Es ist ein Turnier der Stars: Ferenc Puskás, Alfredo Di Stéfano, Pele, Lew Jaschin und ein Mann mit dem Namen Manoel Francisco dos Santos. Während sich Puskás und Di Stefano früh mit Spanien aus dem Turnier verabschieden, Pele sich in der Vorrunde verletzt und das gesamte Turnier ausfällt, Deutschland mit Trainer Sepp Herberger im Viertelfinale ausscheidet, avancieren Jaschin und Manoel Francisco dos Santos, kurz Garrincha, zu den herausragenden Persönlichkeiten des Turniers.

Jaschin scheidet zwar mit der Sowjet Union im Viertelfinale gegen den Gastgeber Chile aus, gilt aber spätestens seit diesem Turnier als der Torhüter seiner Generation. Garrincha dagegen wird bereits zum zweiten Mal in seinem Leben Weltmeister.

"Die Freude des Volkes" – Garrincha



Garrincha wird am 28.Oktober 1933 in Pau Grande bei Rio de Janeiro geboren. Der Junge, genannt Mané, ist zierlich, seine Beine sind verschieden lang und sein Rückgrat ist deformiert. Er gilt nicht als besonders schlau, er wirkt naiv und ist faul, die Schule bricht und arbeitet in einer Konservenfabrik. Aber er hat Talent, Talent für den Fußball. So beginnt seine Karriere in der Werksmannschaft seiner Fabrik und bald sorgt er dafür, dass die Scouts aus der nahen Metropole in Scharen nach Pau Grande pilgern. Bei einem Freundschafts-Testspiel von Botafogo, einem der vier großen Vereine in Rio, sorgt er zum ersten Mal für nationales Aufsehen, als er die brasilianische Abwehrlegende Nilton Santos mehrmals tunnelt und ihn fast schwindelig spielt. In derselben Nacht noch unterzeichnete er seinen ersten Profivertrag. Beruf: Fußballer. Berufung: Flügelgott. Motivation: Freude. Ein Hattrick gegen Bonsucesso, sein Einstandsgeschenk. Zwölf Jahre, 581 Spiele und 232 Tore lang wird diese wechselhafte Beziehung zu Botafogo halten.

Mit seinen Auftritten spielt er sich in die brasilianische Nationalmannschaft, 1958 wird er zusammen mit Pele den europäischen Fußball in Schweden demütigen und den Weltmeistertitel, längst überfällig, nach Brasilien holen. Mit Garrincha und Pele gelten die Brasilianer als unschlagbar – und es stimmt stehen beide auf dem Platz verliert Brasilien keines dieser 57 Spiele. Sie zelebrieren Fußball als Kunstwerk: "Futebol Arte" hatte in ihnen seine zwei größten Söhne. Mit ihnen wird Brasilien 1962 wieder Weltmeister und Garrincha wird Torschützenkönig. Es ist sein Höhepunkt.



Sein Abstieg beginnt auf Raten, denn so virtuos sein Spiel ist, so virtuos ist auch sein Privatleben. Er pendelt zwischen seiner Ehefrau Nair Marques und Affären mit Showgirls, Gastspielen in Europa und Alkoholexzessen.
━━━━━━━━━━━━━━━━
Schriftliche Aufgabe
Gib den Abschnitt des Texts über Garrincha wieder, beginnend mit "Es ist ein Turnier" und fortlaufend bis "Persönlichkeiten des Turniers.", und ändere dabei "Vorrunde" in "Gruppenphase". Halte dich ausschließlich an den Text über Garrincha.
━━━━━━━━━━━━━━━━
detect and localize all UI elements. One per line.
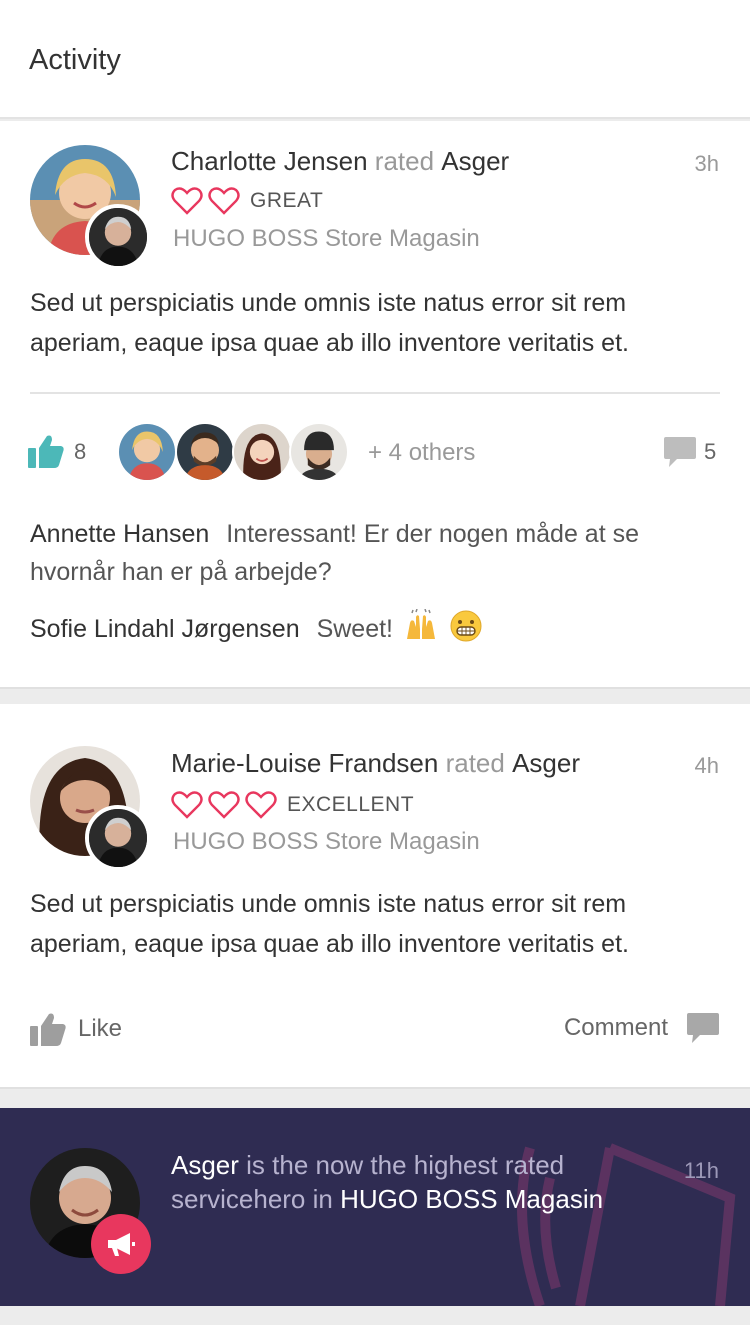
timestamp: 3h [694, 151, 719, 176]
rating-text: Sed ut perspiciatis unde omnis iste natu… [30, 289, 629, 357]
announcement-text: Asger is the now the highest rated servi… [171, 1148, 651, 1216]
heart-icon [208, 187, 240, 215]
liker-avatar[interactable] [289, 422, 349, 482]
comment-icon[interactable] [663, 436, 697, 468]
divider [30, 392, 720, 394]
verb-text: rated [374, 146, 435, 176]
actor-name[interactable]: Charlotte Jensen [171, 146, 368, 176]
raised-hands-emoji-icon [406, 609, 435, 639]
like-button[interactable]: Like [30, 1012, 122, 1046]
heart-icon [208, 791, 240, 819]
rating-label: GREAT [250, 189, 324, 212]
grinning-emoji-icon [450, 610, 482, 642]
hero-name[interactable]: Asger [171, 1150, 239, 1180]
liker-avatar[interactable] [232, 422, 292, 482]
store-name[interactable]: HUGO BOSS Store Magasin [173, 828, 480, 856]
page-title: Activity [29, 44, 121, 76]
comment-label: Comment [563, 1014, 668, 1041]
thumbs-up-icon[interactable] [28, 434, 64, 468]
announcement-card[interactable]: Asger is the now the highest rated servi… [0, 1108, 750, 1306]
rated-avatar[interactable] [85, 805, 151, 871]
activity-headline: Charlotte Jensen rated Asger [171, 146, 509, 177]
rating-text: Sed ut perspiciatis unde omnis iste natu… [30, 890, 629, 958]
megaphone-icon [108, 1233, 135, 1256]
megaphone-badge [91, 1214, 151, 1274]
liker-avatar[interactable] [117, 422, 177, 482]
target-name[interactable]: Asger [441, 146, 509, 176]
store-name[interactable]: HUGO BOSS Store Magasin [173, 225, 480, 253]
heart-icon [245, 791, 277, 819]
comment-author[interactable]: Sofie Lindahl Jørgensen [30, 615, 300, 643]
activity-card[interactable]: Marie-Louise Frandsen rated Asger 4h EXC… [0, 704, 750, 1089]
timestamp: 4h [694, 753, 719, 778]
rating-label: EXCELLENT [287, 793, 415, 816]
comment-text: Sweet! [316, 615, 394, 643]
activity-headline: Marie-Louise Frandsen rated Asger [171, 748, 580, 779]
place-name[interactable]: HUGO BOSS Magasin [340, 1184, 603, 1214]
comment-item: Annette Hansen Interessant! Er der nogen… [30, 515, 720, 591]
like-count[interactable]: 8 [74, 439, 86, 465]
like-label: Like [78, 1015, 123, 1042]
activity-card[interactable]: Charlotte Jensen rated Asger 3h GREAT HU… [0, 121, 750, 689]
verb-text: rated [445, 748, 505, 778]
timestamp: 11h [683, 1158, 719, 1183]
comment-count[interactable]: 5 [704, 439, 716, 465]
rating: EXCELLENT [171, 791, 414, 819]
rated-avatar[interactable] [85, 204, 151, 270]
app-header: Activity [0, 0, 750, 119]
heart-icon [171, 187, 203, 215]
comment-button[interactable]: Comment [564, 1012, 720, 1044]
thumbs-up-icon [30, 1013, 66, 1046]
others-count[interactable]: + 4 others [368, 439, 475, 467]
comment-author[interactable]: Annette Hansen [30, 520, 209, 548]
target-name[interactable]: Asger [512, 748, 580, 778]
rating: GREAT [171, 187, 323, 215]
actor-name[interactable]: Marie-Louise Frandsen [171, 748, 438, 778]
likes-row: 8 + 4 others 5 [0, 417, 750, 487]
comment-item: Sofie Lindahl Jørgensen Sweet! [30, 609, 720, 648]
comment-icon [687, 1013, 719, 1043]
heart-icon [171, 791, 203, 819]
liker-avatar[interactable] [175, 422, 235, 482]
━━━━━━━━━━━━━━━━
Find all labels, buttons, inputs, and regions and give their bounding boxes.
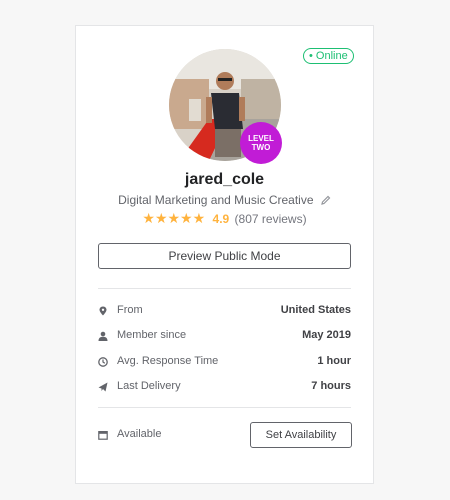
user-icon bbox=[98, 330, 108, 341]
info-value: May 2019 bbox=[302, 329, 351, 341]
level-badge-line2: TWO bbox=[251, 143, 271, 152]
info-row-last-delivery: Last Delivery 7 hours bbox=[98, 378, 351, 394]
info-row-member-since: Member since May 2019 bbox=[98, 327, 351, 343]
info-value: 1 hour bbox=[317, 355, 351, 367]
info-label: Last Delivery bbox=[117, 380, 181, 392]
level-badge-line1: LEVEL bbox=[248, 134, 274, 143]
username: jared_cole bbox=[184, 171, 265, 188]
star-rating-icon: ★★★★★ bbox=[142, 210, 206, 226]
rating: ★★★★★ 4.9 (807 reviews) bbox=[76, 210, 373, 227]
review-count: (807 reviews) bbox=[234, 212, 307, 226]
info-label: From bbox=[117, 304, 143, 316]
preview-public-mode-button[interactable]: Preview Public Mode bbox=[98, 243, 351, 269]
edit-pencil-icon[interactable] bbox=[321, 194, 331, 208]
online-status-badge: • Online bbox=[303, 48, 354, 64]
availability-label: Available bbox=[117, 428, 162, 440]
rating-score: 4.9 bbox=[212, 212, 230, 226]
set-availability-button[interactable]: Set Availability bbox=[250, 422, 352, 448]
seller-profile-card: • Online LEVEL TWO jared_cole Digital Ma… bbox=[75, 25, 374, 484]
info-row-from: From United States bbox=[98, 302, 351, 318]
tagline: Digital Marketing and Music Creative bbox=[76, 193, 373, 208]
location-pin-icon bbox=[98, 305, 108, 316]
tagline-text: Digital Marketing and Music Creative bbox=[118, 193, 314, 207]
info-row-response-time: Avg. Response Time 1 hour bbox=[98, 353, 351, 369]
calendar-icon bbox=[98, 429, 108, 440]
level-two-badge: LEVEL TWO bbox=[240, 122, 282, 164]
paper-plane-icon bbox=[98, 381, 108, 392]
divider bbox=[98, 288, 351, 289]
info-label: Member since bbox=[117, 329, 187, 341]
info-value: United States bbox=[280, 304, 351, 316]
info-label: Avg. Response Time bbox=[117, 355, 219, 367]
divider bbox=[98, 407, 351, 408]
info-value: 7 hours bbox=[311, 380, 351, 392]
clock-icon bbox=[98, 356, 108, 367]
━━━━━━━━━━━━━━━━
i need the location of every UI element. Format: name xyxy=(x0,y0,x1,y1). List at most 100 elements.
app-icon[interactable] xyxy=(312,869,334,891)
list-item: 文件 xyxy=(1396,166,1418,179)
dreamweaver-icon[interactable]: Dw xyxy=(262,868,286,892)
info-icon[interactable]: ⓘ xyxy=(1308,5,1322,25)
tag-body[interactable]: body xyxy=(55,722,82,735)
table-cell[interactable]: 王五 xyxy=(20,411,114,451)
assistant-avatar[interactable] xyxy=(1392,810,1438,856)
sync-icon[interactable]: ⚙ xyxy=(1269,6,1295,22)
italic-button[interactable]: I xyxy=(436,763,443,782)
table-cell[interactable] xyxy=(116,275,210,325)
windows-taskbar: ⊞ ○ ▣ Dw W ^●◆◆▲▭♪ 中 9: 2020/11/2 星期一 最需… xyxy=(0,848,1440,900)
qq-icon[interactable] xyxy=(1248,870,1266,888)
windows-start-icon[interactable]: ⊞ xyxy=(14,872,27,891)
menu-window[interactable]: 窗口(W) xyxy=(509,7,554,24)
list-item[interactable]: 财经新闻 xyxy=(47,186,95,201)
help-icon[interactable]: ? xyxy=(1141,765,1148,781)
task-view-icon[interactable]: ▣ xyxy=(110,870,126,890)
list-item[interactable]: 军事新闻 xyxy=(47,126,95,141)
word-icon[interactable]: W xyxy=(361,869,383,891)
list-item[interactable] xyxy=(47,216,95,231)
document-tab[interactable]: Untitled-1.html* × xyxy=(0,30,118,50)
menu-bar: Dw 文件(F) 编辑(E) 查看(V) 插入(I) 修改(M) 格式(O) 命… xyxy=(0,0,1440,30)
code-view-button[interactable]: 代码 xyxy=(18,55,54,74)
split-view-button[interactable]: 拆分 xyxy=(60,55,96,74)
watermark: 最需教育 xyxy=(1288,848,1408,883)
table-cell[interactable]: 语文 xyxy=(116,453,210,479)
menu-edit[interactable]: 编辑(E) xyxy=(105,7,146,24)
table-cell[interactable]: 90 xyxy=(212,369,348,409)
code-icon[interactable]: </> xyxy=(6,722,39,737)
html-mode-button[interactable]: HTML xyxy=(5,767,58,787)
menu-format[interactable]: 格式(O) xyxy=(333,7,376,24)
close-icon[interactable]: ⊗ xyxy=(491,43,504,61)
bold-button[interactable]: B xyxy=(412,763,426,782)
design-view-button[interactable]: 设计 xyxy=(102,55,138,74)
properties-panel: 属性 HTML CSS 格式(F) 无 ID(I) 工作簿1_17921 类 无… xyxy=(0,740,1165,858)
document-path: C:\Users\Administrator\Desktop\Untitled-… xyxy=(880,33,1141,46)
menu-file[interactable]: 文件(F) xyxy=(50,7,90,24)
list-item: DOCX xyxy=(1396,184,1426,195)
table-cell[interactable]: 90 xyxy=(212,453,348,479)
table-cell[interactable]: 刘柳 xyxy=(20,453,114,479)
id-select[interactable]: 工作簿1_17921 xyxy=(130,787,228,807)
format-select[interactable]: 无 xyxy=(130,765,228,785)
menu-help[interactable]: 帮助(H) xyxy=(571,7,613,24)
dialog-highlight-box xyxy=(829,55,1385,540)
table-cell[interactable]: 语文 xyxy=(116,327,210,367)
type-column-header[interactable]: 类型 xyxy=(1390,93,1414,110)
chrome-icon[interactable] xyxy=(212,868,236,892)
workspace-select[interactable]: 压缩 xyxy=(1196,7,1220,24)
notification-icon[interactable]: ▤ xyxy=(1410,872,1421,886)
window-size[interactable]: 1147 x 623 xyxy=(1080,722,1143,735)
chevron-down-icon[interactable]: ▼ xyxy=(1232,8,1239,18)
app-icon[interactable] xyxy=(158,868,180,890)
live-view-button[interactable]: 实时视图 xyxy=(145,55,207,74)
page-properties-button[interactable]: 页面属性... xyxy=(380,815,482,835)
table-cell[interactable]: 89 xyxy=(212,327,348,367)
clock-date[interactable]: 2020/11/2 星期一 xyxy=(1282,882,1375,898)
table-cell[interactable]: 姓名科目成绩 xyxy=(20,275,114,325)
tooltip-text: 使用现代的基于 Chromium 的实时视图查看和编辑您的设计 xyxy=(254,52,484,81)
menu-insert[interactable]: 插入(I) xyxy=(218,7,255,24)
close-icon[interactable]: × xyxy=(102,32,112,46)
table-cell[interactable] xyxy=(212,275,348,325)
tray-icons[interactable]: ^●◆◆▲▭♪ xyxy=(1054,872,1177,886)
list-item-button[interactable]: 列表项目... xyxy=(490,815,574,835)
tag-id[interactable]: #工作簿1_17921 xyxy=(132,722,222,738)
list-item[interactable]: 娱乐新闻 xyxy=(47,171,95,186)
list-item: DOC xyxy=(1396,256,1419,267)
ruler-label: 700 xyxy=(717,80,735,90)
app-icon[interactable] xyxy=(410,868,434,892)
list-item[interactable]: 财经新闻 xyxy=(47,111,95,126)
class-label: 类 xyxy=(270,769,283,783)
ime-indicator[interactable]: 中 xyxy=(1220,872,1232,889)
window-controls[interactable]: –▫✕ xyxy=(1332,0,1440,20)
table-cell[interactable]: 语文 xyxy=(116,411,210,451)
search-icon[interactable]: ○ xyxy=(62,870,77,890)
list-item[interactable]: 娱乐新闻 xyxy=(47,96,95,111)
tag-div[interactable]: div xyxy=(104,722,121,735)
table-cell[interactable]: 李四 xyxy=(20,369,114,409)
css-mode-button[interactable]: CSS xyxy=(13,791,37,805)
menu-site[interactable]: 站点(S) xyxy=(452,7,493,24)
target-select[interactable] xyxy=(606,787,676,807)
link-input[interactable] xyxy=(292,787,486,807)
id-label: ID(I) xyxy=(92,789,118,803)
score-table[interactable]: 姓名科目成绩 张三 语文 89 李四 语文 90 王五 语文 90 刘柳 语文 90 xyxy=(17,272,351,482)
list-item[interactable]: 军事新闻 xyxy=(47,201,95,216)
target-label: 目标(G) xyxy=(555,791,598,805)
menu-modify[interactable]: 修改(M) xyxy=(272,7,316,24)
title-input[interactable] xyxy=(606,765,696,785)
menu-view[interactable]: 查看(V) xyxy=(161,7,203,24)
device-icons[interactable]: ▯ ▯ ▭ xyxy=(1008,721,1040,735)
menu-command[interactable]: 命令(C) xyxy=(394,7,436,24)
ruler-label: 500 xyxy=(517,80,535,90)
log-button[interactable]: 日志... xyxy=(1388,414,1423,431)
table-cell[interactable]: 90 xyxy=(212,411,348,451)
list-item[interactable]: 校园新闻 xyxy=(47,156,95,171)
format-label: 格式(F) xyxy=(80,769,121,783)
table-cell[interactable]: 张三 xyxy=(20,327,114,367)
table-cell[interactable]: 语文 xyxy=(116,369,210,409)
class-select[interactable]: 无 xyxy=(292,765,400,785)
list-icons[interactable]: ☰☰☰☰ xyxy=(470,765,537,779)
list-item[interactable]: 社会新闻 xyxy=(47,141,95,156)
━━━━━━━━━━━━━━━━
Die Antwort
Es ist ein Turnier der Stars: Ferenc Puskás, Alfredo Di Stéfano, Pele, Lew Jaschin und ein Mann mit dem Namen Manoel Francisco dos Santos. Während sich Puskás und Di Stefano früh mit Spanien aus dem Turnier verabschieden, Pele sich in der Gruppenphase verletzt und das gesamte Turnier ausfällt, Deutschland mit Trainer Sepp Herberger im Viertelfinale ausscheidet, avancieren Jaschin und Manoel Francisco dos Santos, kurz Garrincha, zu den herausragenden Persönlichkeiten des Turniers.